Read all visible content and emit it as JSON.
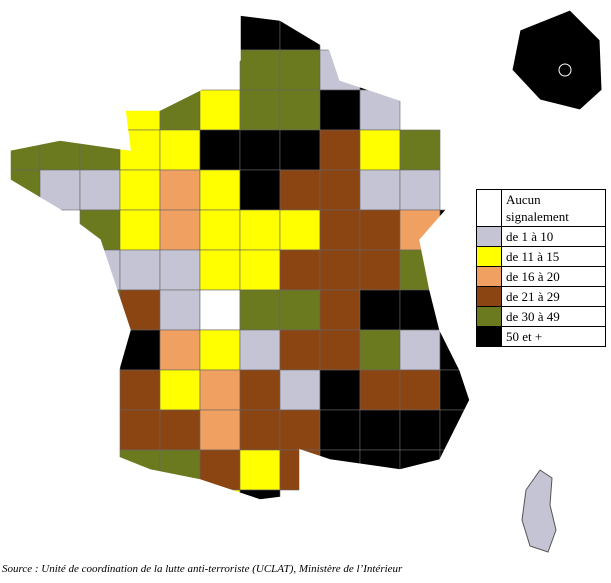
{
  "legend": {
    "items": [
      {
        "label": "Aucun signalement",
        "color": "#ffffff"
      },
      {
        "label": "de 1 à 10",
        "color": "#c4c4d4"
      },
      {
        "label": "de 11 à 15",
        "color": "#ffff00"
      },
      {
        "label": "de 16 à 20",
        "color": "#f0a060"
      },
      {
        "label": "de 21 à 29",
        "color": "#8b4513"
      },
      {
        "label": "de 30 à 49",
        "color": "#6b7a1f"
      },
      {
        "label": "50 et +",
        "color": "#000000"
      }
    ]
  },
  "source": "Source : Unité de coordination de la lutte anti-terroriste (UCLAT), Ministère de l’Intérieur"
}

What the exercise asks
In the listing, find all lines with the string "label" and copy them.

Response to the task
        "label": "Aucun signalement",
        "label": "de 1 à 10",
        "label": "de 11 à 15",
        "label": "de 16 à 20",
        "label": "de 21 à 29",
        "label": "de 30 à 49",
        "label": "50 et +",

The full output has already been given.